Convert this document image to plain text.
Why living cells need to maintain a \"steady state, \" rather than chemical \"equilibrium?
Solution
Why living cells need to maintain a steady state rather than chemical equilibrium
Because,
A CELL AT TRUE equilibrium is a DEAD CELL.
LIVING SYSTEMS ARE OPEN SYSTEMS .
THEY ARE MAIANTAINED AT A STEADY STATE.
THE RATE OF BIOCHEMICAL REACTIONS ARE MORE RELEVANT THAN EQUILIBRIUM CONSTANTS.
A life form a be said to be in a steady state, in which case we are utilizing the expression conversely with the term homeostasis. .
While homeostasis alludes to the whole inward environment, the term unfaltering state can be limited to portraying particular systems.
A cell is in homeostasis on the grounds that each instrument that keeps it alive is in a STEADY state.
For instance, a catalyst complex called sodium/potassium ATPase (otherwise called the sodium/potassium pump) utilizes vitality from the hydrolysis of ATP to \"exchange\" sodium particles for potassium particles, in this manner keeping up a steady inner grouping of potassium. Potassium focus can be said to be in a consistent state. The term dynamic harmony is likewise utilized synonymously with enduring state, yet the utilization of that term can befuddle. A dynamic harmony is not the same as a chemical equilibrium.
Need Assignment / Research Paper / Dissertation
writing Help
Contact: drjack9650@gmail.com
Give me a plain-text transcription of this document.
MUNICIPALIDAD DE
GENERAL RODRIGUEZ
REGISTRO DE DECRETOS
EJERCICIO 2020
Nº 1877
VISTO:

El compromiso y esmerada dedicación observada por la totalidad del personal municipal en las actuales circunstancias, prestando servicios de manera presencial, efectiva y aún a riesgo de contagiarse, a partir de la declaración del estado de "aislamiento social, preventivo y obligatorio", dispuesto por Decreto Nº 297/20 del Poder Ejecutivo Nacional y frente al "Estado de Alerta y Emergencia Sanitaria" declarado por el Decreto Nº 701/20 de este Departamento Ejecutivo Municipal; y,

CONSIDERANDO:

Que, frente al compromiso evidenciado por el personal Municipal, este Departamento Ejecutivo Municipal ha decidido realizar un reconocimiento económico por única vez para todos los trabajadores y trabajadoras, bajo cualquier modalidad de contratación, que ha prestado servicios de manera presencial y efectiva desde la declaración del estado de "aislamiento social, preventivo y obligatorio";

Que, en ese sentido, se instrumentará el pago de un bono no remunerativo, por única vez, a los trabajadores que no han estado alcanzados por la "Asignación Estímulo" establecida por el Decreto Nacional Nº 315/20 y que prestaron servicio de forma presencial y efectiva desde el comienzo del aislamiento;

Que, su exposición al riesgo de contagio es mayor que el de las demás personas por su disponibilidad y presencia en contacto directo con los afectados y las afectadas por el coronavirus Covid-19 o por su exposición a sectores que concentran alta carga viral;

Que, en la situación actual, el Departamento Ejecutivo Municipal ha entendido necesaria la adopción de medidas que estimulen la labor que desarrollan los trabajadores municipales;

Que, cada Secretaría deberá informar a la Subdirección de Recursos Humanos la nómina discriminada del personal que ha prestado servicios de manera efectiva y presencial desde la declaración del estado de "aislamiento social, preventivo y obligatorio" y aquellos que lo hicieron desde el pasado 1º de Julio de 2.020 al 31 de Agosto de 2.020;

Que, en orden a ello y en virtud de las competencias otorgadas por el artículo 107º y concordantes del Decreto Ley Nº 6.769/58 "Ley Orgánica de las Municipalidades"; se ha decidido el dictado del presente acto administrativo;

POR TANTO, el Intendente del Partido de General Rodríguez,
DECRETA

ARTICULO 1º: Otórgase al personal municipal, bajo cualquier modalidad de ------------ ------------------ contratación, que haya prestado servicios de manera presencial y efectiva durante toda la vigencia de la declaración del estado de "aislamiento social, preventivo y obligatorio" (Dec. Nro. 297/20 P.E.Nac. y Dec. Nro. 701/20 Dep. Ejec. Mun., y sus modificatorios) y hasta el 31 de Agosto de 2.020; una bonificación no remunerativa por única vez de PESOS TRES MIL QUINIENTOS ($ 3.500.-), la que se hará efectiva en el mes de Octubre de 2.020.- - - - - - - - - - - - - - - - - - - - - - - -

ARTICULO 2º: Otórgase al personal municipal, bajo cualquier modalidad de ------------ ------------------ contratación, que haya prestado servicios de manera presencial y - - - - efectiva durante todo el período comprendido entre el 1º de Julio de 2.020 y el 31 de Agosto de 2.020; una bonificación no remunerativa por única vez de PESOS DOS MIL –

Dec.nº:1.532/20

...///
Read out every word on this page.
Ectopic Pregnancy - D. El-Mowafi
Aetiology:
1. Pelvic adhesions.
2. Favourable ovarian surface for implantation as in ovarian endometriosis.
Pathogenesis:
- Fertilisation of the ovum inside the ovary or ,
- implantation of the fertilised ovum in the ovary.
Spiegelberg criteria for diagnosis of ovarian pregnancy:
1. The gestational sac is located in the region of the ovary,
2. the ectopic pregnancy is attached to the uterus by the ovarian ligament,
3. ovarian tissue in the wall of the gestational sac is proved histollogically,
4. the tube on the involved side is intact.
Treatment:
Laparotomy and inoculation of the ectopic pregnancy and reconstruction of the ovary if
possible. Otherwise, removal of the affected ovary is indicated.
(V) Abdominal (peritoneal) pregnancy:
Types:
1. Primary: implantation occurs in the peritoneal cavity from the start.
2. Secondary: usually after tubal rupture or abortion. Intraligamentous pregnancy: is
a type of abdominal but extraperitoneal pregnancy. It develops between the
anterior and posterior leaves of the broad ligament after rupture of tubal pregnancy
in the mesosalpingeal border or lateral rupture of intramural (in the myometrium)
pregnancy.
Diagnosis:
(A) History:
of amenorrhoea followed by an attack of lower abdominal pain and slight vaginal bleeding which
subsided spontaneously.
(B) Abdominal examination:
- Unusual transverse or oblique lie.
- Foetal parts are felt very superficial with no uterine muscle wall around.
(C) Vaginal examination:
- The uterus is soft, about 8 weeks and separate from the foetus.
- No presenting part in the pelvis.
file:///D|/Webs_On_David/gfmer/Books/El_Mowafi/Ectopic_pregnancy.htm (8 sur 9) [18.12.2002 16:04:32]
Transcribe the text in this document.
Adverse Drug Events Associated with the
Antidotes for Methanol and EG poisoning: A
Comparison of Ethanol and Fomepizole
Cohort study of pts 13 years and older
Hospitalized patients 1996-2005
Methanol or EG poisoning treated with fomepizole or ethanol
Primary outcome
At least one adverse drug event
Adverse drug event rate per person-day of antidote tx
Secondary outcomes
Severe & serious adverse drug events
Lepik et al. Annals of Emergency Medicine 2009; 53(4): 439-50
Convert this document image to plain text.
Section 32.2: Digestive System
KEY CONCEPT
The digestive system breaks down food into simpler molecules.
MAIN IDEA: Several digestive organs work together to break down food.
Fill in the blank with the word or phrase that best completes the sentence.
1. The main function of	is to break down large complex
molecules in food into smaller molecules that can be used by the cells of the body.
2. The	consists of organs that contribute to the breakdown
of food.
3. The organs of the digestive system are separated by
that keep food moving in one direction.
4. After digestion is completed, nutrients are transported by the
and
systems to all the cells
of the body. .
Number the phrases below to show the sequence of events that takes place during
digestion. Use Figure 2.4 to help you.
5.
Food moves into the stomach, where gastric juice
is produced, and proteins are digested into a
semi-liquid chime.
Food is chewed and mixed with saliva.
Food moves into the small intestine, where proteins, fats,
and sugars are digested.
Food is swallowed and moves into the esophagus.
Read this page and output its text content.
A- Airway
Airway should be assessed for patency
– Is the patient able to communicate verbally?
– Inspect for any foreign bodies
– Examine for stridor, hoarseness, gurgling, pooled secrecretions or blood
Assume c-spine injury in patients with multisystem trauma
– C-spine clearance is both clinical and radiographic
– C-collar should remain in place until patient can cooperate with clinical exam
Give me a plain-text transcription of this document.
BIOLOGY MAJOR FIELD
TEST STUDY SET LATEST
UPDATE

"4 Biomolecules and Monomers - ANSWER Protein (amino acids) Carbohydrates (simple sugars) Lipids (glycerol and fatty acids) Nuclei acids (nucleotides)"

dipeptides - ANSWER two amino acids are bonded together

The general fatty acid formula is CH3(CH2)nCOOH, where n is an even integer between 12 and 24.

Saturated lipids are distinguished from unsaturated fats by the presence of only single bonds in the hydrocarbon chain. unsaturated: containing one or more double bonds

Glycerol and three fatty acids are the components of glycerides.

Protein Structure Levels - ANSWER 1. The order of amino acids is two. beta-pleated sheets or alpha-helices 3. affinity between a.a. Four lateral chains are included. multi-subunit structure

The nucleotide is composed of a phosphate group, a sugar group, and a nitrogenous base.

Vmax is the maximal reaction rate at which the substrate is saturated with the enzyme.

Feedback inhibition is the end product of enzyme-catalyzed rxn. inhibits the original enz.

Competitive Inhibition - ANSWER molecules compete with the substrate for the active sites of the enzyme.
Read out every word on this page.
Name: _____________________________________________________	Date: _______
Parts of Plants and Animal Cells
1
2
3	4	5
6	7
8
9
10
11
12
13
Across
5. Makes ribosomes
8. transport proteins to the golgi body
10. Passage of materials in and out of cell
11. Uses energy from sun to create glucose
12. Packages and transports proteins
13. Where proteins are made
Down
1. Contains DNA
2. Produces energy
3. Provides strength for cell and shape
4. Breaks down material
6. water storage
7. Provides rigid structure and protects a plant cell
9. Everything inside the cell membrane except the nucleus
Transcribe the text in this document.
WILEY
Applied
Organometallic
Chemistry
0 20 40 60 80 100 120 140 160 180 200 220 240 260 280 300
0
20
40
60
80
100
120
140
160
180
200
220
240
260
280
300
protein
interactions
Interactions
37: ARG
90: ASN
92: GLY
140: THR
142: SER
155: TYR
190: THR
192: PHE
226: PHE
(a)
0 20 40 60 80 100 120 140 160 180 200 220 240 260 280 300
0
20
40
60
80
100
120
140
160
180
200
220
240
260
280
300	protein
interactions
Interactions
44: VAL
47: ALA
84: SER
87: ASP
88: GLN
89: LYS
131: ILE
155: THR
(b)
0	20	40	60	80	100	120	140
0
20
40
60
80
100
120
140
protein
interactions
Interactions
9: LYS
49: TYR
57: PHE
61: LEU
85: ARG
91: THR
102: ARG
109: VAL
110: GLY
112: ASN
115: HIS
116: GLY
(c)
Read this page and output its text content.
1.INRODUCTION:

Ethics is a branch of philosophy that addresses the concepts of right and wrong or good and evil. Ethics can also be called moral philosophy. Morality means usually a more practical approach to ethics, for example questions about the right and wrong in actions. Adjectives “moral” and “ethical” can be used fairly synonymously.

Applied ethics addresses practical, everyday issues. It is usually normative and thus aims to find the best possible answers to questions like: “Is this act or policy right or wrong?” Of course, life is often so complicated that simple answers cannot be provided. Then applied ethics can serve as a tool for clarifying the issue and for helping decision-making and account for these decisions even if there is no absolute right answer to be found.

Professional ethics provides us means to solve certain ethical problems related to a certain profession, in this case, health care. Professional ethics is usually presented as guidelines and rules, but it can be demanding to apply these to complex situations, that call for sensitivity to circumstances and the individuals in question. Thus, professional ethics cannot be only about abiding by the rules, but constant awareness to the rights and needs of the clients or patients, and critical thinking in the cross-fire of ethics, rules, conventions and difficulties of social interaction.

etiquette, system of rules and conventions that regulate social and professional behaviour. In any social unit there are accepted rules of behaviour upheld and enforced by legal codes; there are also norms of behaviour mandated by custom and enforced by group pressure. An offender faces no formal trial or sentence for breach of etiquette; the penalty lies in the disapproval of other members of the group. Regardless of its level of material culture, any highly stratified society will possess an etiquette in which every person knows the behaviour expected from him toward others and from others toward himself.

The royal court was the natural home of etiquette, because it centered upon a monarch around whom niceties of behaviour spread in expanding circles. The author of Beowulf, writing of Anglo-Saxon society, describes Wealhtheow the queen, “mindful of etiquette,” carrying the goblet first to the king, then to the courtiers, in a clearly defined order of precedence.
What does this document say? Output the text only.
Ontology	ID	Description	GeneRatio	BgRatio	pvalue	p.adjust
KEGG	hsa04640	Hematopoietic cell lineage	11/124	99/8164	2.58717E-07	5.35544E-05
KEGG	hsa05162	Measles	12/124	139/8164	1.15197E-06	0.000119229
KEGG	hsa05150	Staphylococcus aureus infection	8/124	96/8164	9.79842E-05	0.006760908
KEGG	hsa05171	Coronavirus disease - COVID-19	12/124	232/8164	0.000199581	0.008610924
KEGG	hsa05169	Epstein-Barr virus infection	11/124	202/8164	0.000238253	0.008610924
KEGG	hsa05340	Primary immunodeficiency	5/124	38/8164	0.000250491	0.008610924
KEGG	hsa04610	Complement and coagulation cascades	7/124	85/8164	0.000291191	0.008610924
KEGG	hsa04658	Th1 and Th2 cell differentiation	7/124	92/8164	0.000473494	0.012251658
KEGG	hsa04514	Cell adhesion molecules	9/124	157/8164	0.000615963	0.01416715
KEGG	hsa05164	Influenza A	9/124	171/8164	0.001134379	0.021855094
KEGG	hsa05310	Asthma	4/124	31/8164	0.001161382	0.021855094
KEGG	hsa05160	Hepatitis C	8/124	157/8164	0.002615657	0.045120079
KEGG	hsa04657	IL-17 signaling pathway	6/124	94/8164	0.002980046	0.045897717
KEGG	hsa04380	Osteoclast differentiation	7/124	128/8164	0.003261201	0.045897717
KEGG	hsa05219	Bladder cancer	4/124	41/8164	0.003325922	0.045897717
================
◆ Problem to solve ◆
Wherever "trabajadores" occurs in the entries above, copy the line it sits on.

◆ Worked solution ◆
Que, frente al compromiso evidenciado por el personal Municipal, este Departamento Ejecutivo Municipal ha decidido realizar un reconocimiento económico por única vez para todos los trabajadores y trabajadoras, bajo cualquier modalidad de contratación, que ha prestado servicios de manera presencial y efectiva desde la declaración del estado de "aislamiento social, preventivo y obligatorio";
Que, en ese sentido, se instrumentará el pago de un bono no remunerativo, por única vez, a los trabajadores que no han estado alcanzados por la "Asignación Estímulo" establecida por el Decreto Nacional Nº 315/20 y que prestaron servicio de forma presencial y efectiva desde el comienzo del aislamiento;
Que, en la situación actual, el Departamento Ejecutivo Municipal ha entendido necesaria la adopción de medidas que estimulen la labor que desarrollan los trabajadores municipales;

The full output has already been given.